### TASK INSTRUCTIONS:
Gather every line of the data below that contains the word "Купить", and copy each one. Matches must have the same case.

-- begin EXTRACTED RECORDS --

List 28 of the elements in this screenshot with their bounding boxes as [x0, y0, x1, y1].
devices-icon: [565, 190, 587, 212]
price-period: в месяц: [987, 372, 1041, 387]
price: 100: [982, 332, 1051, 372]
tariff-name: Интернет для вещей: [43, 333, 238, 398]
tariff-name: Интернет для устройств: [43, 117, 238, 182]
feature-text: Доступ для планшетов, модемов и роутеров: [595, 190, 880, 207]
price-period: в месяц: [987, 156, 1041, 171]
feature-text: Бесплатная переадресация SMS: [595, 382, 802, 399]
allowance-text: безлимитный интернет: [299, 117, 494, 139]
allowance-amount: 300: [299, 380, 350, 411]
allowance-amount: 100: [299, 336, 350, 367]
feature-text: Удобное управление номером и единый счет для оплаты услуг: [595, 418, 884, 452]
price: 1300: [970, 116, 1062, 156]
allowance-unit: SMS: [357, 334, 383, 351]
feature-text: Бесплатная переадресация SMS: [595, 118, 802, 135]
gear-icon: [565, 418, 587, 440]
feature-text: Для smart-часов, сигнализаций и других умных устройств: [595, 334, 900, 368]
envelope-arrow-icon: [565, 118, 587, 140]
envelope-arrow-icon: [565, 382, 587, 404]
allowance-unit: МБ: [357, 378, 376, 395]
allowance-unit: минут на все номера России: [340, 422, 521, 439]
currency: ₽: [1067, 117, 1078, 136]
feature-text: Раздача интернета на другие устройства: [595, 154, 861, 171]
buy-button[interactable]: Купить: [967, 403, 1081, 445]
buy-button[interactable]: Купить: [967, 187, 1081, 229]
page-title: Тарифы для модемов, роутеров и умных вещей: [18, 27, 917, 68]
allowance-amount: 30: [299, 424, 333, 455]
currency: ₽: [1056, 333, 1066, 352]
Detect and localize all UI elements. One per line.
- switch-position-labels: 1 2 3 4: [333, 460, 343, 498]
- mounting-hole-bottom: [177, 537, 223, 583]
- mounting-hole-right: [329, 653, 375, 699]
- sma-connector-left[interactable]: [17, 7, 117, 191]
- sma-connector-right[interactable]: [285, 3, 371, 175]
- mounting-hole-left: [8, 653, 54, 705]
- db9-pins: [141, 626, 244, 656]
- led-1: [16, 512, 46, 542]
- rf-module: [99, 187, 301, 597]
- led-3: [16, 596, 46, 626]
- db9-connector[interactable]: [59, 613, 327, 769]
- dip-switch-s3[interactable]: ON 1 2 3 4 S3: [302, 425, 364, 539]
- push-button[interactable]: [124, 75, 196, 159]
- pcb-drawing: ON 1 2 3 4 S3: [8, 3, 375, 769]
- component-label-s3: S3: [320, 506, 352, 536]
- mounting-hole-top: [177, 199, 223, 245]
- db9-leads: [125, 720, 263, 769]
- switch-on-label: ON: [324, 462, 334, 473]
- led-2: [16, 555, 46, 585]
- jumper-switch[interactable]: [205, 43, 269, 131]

-- end EXTRACTED RECORDS --

### SOLVED PROBLEM:
buy-button[interactable]: Купить: [967, 403, 1081, 445]
buy-button[interactable]: Купить: [967, 187, 1081, 229]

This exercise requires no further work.